> The task
Every line of the listing must be reproduced as it stands. Leave the images behind.

> Dataset
▼▼▼

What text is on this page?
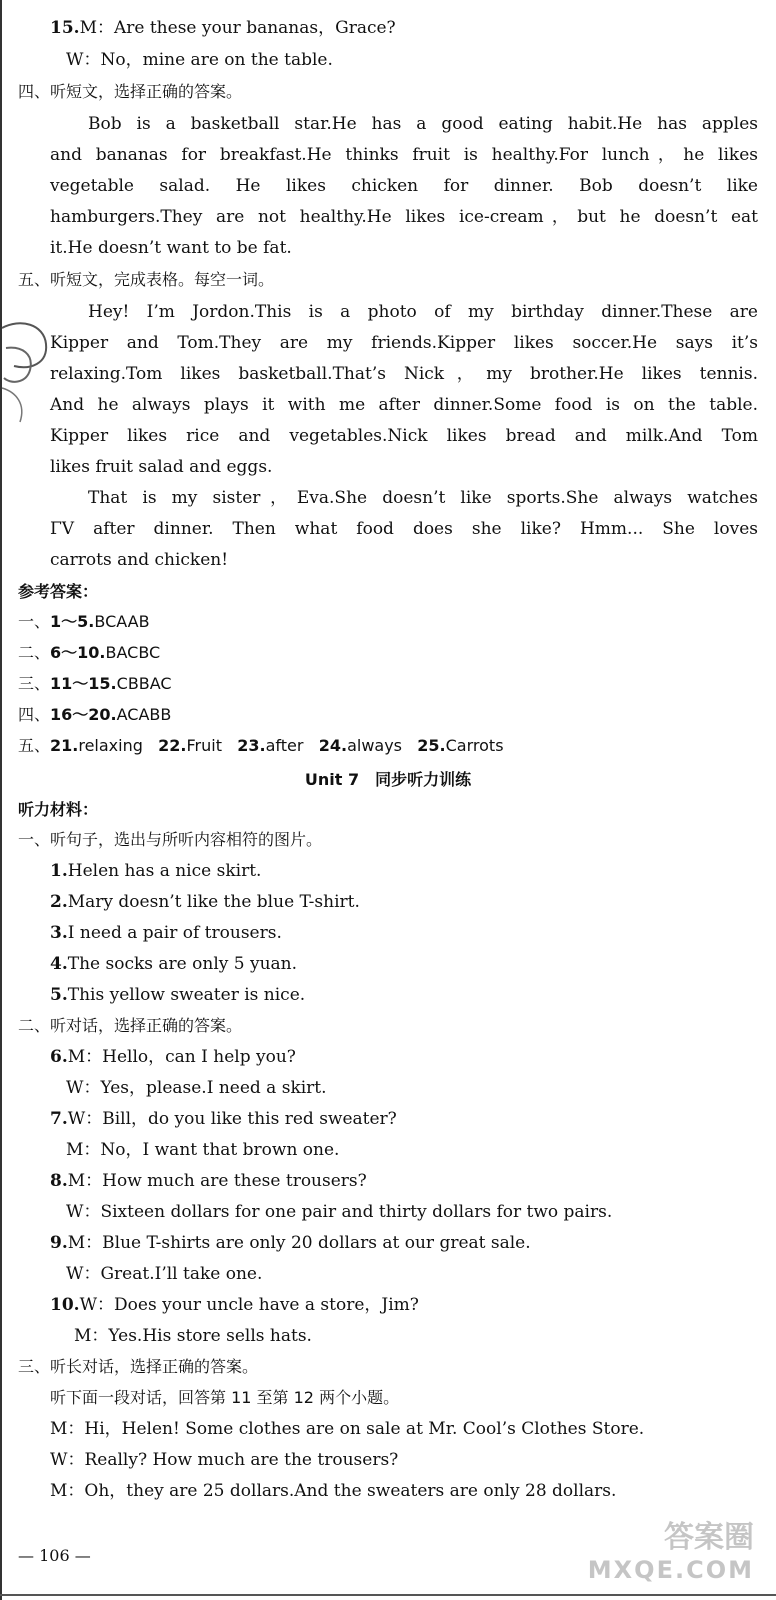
15.M：Are these your bananas，Grace?
W：No，mine are on the table.
四、听短文，选择正确的答案。
Bob is a basketball star.He has a good eating habit.He has apples
and bananas for breakfast.He thinks fruit is healthy.For lunch，he likes
vegetable salad. He likes chicken for dinner. Bob doesn’t like
hamburgers.They are not healthy.He likes ice-cream，but he doesn’t eat
it.He doesn’t want to be fat.
五、听短文，完成表格。每空一词。
Hey! I’m Jordon.This is a photo of my birthday dinner.These are
Kipper and Tom.They are my friends.Kipper likes soccer.He says it’s
relaxing.Tom likes basketball.That’s Nick，my brother.He likes tennis.
And he always plays it with me after dinner.Some food is on the table.
Kipper likes rice and vegetables.Nick likes bread and milk.And Tom
likes fruit salad and eggs.
That is my sister，Eva.She doesn’t like sports.She always watches
ΓV after dinner. Then what food does she like? Hmm... She loves
carrots and chicken!
参考答案：
一、1～5.BCAAB
二、6～10.BACBC
三、11～15.CBBAC
四、16～20.ACABB
五、21.relaxing 22.Fruit 23.after 24.always 25.Carrots
Unit 7　同步听力训练
听力材料：
一、听句子，选出与所听内容相符的图片。
1.Helen has a nice skirt.
2.Mary doesn’t like the blue T-shirt.
3.I need a pair of trousers.
4.The socks are only 5 yuan.
5.This yellow sweater is nice.
二、听对话，选择正确的答案。
6.M：Hello，can I help you?
W：Yes，please.I need a skirt.
7.W：Bill，do you like this red sweater?
M：No，I want that brown one.
8.M：How much are these trousers?
W：Sixteen dollars for one pair and thirty dollars for two pairs.
9.M：Blue T-shirts are only 20 dollars at our great sale.
W：Great.I’ll take one.
10.W：Does your uncle have a store，Jim?
M：Yes.His store sells hats.
三、听长对话，选择正确的答案。
听下面一段对话，回答第 11 至第 12 两个小题。
M：Hi，Helen! Some clothes are on sale at Mr. Cool’s Clothes Store.
W：Really? How much are the trousers?
M：Oh，they are 25 dollars.And the sweaters are only 28 dollars.
— 106 —
答案圈
MXQE.COM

▲▲▲

> Output below
What text is on this page?
15.M：Are these your bananas，Grace?
W：No，mine are on the table.
四、听短文，选择正确的答案。
Bob is a basketball star.He has a good eating habit.He has apples
and bananas for breakfast.He thinks fruit is healthy.For lunch，he likes
vegetable salad. He likes chicken for dinner. Bob doesn’t like
hamburgers.They are not healthy.He likes ice-cream，but he doesn’t eat
it.He doesn’t want to be fat.
五、听短文，完成表格。每空一词。
Hey! I’m Jordon.This is a photo of my birthday dinner.These are
Kipper and Tom.They are my friends.Kipper likes soccer.He says it’s
relaxing.Tom likes basketball.That’s Nick，my brother.He likes tennis.
And he always plays it with me after dinner.Some food is on the table.
Kipper likes rice and vegetables.Nick likes bread and milk.And Tom
likes fruit salad and eggs.
That is my sister，Eva.She doesn’t like sports.She always watches
ΓV after dinner. Then what food does she like? Hmm... She loves
carrots and chicken!
参考答案：
一、1～5.BCAAB
二、6～10.BACBC
三、11～15.CBBAC
四、16～20.ACABB
五、21.relaxing 22.Fruit 23.after 24.always 25.Carrots
Unit 7　同步听力训练
听力材料：
一、听句子，选出与所听内容相符的图片。
1.Helen has a nice skirt.
2.Mary doesn’t like the blue T-shirt.
3.I need a pair of trousers.
4.The socks are only 5 yuan.
5.This yellow sweater is nice.
二、听对话，选择正确的答案。
6.M：Hello，can I help you?
W：Yes，please.I need a skirt.
7.W：Bill，do you like this red sweater?
M：No，I want that brown one.
8.M：How much are these trousers?
W：Sixteen dollars for one pair and thirty dollars for two pairs.
9.M：Blue T-shirts are only 20 dollars at our great sale.
W：Great.I’ll take one.
10.W：Does your uncle have a store，Jim?
M：Yes.His store sells hats.
三、听长对话，选择正确的答案。
听下面一段对话，回答第 11 至第 12 两个小题。
M：Hi，Helen! Some clothes are on sale at Mr. Cool’s Clothes Store.
W：Really? How much are the trousers?
M：Oh，they are 25 dollars.And the sweaters are only 28 dollars.
— 106 —
答案圈
MXQE.COM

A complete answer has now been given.